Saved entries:
++++++++++
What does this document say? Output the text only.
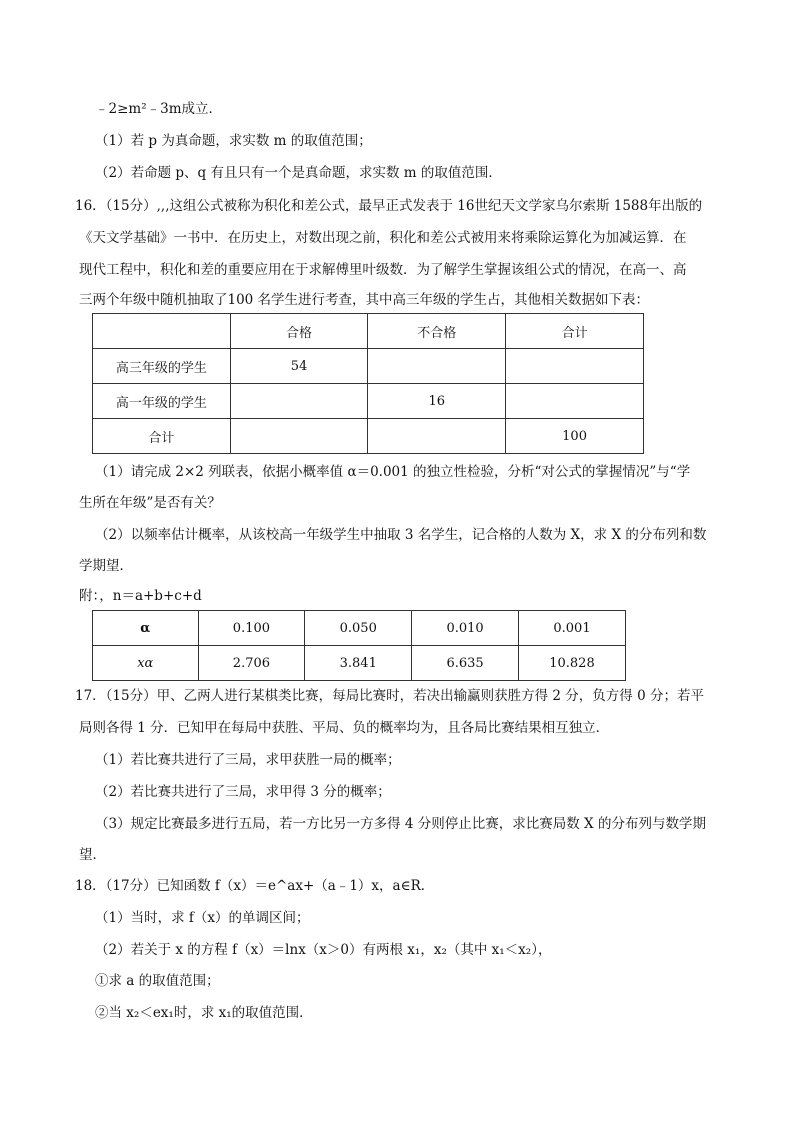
﹣2≥m²﹣3m成立．
（1）若 p 为真命题，求实数 m 的取值范围；
（2）若命题 p、q 有且只有一个是真命题，求实数 m 的取值范围．
16．（15分）,,,这组公式被称为积化和差公式，最早正式发表于 16世纪天文学家乌尔索斯 1588年出版的
《天文学基础》一书中．在历史上，对数出现之前，积化和差公式被用来将乘除运算化为加减运算．在
现代工程中，积化和差的重要应用在于求解傅里叶级数．为了解学生掌握该组公式的情况，在高一、高
三两个年级中随机抽取了100 名学生进行考查，其中高三年级的学生占，其他相关数据如下表：
	合格	不合格	合计
高三年级的学生	54		
高一年级的学生		16	
合计			100
（1）请完成 2×2 列联表，依据小概率值 α＝0.001 的独立性检验，分析“对公式的掌握情况”与“学
生所在年级”是否有关？
（2）以频率估计概率，从该校高一年级学生中抽取 3 名学生，记合格的人数为 X，求 X 的分布列和数
学期望．
附：，n＝a+b+c+d
α	0.100	0.050	0.010	0.001
xα	2.706	3.841	6.635	10.828
17．（15分）甲、乙两人进行某棋类比赛，每局比赛时，若决出输赢则获胜方得 2 分，负方得 0 分；若平
局则各得 1 分．已知甲在每局中获胜、平局、负的概率均为，且各局比赛结果相互独立．
（1）若比赛共进行了三局，求甲获胜一局的概率；
（2）若比赛共进行了三局，求甲得 3 分的概率；
（3）规定比赛最多进行五局，若一方比另一方多得 4 分则停止比赛，求比赛局数 X 的分布列与数学期
望．
18．（17分）已知函数 f（x）＝e^ax+（a﹣1）x，a∈R．
（1）当时，求 f（x）的单调区间；
（2）若关于 x 的方程 f（x）＝lnx（x＞0）有两根 x₁，x₂（其中 x₁＜x₂），
①求 a 的取值范围；
②当 x₂＜ex₁时，求 x₁的取值范围．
++++++++++
### GIVEN EXERCISE
Repeat the data exactly in full, omitting its pictures.

### WRITTEN ANSWER
What does this document say? Output the text only.
﹣2≥m²﹣3m成立．
（1）若 p 为真命题，求实数 m 的取值范围；
（2）若命题 p、q 有且只有一个是真命题，求实数 m 的取值范围．
16．（15分）,,,这组公式被称为积化和差公式，最早正式发表于 16世纪天文学家乌尔索斯 1588年出版的
《天文学基础》一书中．在历史上，对数出现之前，积化和差公式被用来将乘除运算化为加减运算．在
现代工程中，积化和差的重要应用在于求解傅里叶级数．为了解学生掌握该组公式的情况，在高一、高
三两个年级中随机抽取了100 名学生进行考查，其中高三年级的学生占，其他相关数据如下表：
	合格	不合格	合计
高三年级的学生	54		
高一年级的学生		16	
合计			100
（1）请完成 2×2 列联表，依据小概率值 α＝0.001 的独立性检验，分析“对公式的掌握情况”与“学
生所在年级”是否有关？
（2）以频率估计概率，从该校高一年级学生中抽取 3 名学生，记合格的人数为 X，求 X 的分布列和数
学期望．
附：，n＝a+b+c+d
α	0.100	0.050	0.010	0.001
xα	2.706	3.841	6.635	10.828
17．（15分）甲、乙两人进行某棋类比赛，每局比赛时，若决出输赢则获胜方得 2 分，负方得 0 分；若平
局则各得 1 分．已知甲在每局中获胜、平局、负的概率均为，且各局比赛结果相互独立．
（1）若比赛共进行了三局，求甲获胜一局的概率；
（2）若比赛共进行了三局，求甲得 3 分的概率；
（3）规定比赛最多进行五局，若一方比另一方多得 4 分则停止比赛，求比赛局数 X 的分布列与数学期
望．
18．（17分）已知函数 f（x）＝e^ax+（a﹣1）x，a∈R．
（1）当时，求 f（x）的单调区间；
（2）若关于 x 的方程 f（x）＝lnx（x＞0）有两根 x₁，x₂（其中 x₁＜x₂），
①求 a 的取值范围；
②当 x₂＜ex₁时，求 x₁的取值范围．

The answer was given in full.